» Data to process
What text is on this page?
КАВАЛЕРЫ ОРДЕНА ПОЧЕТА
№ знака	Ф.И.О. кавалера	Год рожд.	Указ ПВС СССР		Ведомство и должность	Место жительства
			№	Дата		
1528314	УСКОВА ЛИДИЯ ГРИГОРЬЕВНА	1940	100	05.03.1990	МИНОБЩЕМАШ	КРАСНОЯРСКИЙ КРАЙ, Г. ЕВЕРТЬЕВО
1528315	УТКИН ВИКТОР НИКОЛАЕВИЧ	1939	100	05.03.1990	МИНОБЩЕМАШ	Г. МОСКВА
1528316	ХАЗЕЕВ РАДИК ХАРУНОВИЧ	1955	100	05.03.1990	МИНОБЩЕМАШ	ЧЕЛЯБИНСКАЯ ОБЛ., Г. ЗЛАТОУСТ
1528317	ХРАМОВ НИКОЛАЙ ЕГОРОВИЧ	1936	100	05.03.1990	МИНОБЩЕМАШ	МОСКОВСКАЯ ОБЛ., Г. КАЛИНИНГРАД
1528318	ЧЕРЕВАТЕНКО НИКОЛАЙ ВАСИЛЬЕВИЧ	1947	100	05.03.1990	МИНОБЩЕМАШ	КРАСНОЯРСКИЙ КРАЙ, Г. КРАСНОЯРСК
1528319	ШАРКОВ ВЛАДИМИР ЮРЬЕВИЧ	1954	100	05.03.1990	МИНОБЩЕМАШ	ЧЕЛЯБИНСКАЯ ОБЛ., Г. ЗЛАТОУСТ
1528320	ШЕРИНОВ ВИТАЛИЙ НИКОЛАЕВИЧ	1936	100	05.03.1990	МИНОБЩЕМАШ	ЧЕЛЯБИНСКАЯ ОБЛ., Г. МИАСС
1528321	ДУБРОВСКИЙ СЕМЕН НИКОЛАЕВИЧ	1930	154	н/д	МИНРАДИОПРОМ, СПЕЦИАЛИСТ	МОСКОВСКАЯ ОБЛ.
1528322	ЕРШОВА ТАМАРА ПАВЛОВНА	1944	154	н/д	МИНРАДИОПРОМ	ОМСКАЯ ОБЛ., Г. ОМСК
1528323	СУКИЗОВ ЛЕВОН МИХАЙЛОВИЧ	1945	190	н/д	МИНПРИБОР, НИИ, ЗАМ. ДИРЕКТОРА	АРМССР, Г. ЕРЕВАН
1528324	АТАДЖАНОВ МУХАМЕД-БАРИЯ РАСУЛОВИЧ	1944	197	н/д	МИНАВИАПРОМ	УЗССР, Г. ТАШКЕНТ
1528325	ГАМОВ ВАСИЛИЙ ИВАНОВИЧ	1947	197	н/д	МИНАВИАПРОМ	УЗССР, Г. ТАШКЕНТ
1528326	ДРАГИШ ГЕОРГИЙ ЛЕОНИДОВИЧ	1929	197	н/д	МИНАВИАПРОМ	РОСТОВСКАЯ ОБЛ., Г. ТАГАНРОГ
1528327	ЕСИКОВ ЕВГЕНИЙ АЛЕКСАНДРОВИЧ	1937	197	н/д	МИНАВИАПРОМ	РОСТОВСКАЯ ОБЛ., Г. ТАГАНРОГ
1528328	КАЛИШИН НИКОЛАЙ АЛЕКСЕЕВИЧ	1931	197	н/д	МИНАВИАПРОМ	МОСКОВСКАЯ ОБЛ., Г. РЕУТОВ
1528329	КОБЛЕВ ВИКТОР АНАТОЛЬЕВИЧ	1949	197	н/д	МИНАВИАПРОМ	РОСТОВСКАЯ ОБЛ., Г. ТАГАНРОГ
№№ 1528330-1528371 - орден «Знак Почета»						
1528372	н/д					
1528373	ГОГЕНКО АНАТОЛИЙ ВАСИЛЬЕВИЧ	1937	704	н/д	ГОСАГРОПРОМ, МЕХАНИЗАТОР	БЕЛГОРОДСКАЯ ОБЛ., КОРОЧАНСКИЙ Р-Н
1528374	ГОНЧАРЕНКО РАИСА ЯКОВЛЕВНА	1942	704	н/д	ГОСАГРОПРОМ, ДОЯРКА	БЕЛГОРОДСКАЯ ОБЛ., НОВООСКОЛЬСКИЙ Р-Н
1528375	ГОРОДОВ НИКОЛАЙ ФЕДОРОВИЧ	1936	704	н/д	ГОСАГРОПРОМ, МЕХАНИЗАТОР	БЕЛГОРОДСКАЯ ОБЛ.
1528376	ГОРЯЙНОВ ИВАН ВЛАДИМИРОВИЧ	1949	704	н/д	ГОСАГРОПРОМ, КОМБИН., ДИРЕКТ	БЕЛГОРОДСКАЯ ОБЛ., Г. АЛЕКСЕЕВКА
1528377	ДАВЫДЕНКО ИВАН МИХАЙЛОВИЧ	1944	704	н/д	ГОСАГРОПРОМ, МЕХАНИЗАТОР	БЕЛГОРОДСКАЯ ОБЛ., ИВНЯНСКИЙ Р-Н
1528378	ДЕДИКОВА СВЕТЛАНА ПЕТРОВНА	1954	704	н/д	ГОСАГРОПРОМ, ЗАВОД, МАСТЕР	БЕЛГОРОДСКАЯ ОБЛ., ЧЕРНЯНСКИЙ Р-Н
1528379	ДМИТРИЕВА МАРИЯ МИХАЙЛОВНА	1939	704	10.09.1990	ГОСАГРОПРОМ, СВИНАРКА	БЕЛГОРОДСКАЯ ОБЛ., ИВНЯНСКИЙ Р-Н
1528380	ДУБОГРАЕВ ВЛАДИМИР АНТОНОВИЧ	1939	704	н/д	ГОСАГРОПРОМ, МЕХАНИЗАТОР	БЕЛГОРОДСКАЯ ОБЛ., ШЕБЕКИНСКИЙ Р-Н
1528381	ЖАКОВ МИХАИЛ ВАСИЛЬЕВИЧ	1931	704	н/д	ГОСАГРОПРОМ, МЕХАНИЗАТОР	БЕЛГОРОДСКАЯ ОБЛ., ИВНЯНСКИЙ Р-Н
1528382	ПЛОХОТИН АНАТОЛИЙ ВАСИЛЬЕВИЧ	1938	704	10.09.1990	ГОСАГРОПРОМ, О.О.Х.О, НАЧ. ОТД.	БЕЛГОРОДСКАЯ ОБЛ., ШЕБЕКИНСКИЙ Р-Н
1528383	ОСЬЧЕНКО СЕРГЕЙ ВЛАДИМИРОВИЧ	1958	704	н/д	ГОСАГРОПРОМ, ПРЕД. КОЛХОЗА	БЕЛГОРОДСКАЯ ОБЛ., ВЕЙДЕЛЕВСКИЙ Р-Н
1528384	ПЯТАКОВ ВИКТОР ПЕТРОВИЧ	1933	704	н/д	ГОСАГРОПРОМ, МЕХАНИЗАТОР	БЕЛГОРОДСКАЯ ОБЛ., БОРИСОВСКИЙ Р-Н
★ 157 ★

» Set exercise
Output the records above in their entirety, exactly.

» Output of the task
What text is on this page?
КАВАЛЕРЫ ОРДЕНА ПОЧЕТА
№ знака	Ф.И.О. кавалера	Год рожд.	Указ ПВС СССР		Ведомство и должность	Место жительства
			№	Дата		
1528314	УСКОВА ЛИДИЯ ГРИГОРЬЕВНА	1940	100	05.03.1990	МИНОБЩЕМАШ	КРАСНОЯРСКИЙ КРАЙ, Г. ЕВЕРТЬЕВО
1528315	УТКИН ВИКТОР НИКОЛАЕВИЧ	1939	100	05.03.1990	МИНОБЩЕМАШ	Г. МОСКВА
1528316	ХАЗЕЕВ РАДИК ХАРУНОВИЧ	1955	100	05.03.1990	МИНОБЩЕМАШ	ЧЕЛЯБИНСКАЯ ОБЛ., Г. ЗЛАТОУСТ
1528317	ХРАМОВ НИКОЛАЙ ЕГОРОВИЧ	1936	100	05.03.1990	МИНОБЩЕМАШ	МОСКОВСКАЯ ОБЛ., Г. КАЛИНИНГРАД
1528318	ЧЕРЕВАТЕНКО НИКОЛАЙ ВАСИЛЬЕВИЧ	1947	100	05.03.1990	МИНОБЩЕМАШ	КРАСНОЯРСКИЙ КРАЙ, Г. КРАСНОЯРСК
1528319	ШАРКОВ ВЛАДИМИР ЮРЬЕВИЧ	1954	100	05.03.1990	МИНОБЩЕМАШ	ЧЕЛЯБИНСКАЯ ОБЛ., Г. ЗЛАТОУСТ
1528320	ШЕРИНОВ ВИТАЛИЙ НИКОЛАЕВИЧ	1936	100	05.03.1990	МИНОБЩЕМАШ	ЧЕЛЯБИНСКАЯ ОБЛ., Г. МИАСС
1528321	ДУБРОВСКИЙ СЕМЕН НИКОЛАЕВИЧ	1930	154	н/д	МИНРАДИОПРОМ, СПЕЦИАЛИСТ	МОСКОВСКАЯ ОБЛ.
1528322	ЕРШОВА ТАМАРА ПАВЛОВНА	1944	154	н/д	МИНРАДИОПРОМ	ОМСКАЯ ОБЛ., Г. ОМСК
1528323	СУКИЗОВ ЛЕВОН МИХАЙЛОВИЧ	1945	190	н/д	МИНПРИБОР, НИИ, ЗАМ. ДИРЕКТОРА	АРМССР, Г. ЕРЕВАН
1528324	АТАДЖАНОВ МУХАМЕД-БАРИЯ РАСУЛОВИЧ	1944	197	н/д	МИНАВИАПРОМ	УЗССР, Г. ТАШКЕНТ
1528325	ГАМОВ ВАСИЛИЙ ИВАНОВИЧ	1947	197	н/д	МИНАВИАПРОМ	УЗССР, Г. ТАШКЕНТ
1528326	ДРАГИШ ГЕОРГИЙ ЛЕОНИДОВИЧ	1929	197	н/д	МИНАВИАПРОМ	РОСТОВСКАЯ ОБЛ., Г. ТАГАНРОГ
1528327	ЕСИКОВ ЕВГЕНИЙ АЛЕКСАНДРОВИЧ	1937	197	н/д	МИНАВИАПРОМ	РОСТОВСКАЯ ОБЛ., Г. ТАГАНРОГ
1528328	КАЛИШИН НИКОЛАЙ АЛЕКСЕЕВИЧ	1931	197	н/д	МИНАВИАПРОМ	МОСКОВСКАЯ ОБЛ., Г. РЕУТОВ
1528329	КОБЛЕВ ВИКТОР АНАТОЛЬЕВИЧ	1949	197	н/д	МИНАВИАПРОМ	РОСТОВСКАЯ ОБЛ., Г. ТАГАНРОГ
№№ 1528330-1528371 - орден «Знак Почета»						
1528372	н/д					
1528373	ГОГЕНКО АНАТОЛИЙ ВАСИЛЬЕВИЧ	1937	704	н/д	ГОСАГРОПРОМ, МЕХАНИЗАТОР	БЕЛГОРОДСКАЯ ОБЛ., КОРОЧАНСКИЙ Р-Н
1528374	ГОНЧАРЕНКО РАИСА ЯКОВЛЕВНА	1942	704	н/д	ГОСАГРОПРОМ, ДОЯРКА	БЕЛГОРОДСКАЯ ОБЛ., НОВООСКОЛЬСКИЙ Р-Н
1528375	ГОРОДОВ НИКОЛАЙ ФЕДОРОВИЧ	1936	704	н/д	ГОСАГРОПРОМ, МЕХАНИЗАТОР	БЕЛГОРОДСКАЯ ОБЛ.
1528376	ГОРЯЙНОВ ИВАН ВЛАДИМИРОВИЧ	1949	704	н/д	ГОСАГРОПРОМ, КОМБИН., ДИРЕКТ	БЕЛГОРОДСКАЯ ОБЛ., Г. АЛЕКСЕЕВКА
1528377	ДАВЫДЕНКО ИВАН МИХАЙЛОВИЧ	1944	704	н/д	ГОСАГРОПРОМ, МЕХАНИЗАТОР	БЕЛГОРОДСКАЯ ОБЛ., ИВНЯНСКИЙ Р-Н
1528378	ДЕДИКОВА СВЕТЛАНА ПЕТРОВНА	1954	704	н/д	ГОСАГРОПРОМ, ЗАВОД, МАСТЕР	БЕЛГОРОДСКАЯ ОБЛ., ЧЕРНЯНСКИЙ Р-Н
1528379	ДМИТРИЕВА МАРИЯ МИХАЙЛОВНА	1939	704	10.09.1990	ГОСАГРОПРОМ, СВИНАРКА	БЕЛГОРОДСКАЯ ОБЛ., ИВНЯНСКИЙ Р-Н
1528380	ДУБОГРАЕВ ВЛАДИМИР АНТОНОВИЧ	1939	704	н/д	ГОСАГРОПРОМ, МЕХАНИЗАТОР	БЕЛГОРОДСКАЯ ОБЛ., ШЕБЕКИНСКИЙ Р-Н
1528381	ЖАКОВ МИХАИЛ ВАСИЛЬЕВИЧ	1931	704	н/д	ГОСАГРОПРОМ, МЕХАНИЗАТОР	БЕЛГОРОДСКАЯ ОБЛ., ИВНЯНСКИЙ Р-Н
1528382	ПЛОХОТИН АНАТОЛИЙ ВАСИЛЬЕВИЧ	1938	704	10.09.1990	ГОСАГРОПРОМ, О.О.Х.О, НАЧ. ОТД.	БЕЛГОРОДСКАЯ ОБЛ., ШЕБЕКИНСКИЙ Р-Н
1528383	ОСЬЧЕНКО СЕРГЕЙ ВЛАДИМИРОВИЧ	1958	704	н/д	ГОСАГРОПРОМ, ПРЕД. КОЛХОЗА	БЕЛГОРОДСКАЯ ОБЛ., ВЕЙДЕЛЕВСКИЙ Р-Н
1528384	ПЯТАКОВ ВИКТОР ПЕТРОВИЧ	1933	704	н/д	ГОСАГРОПРОМ, МЕХАНИЗАТОР	БЕЛГОРОДСКАЯ ОБЛ., БОРИСОВСКИЙ Р-Н
★ 157 ★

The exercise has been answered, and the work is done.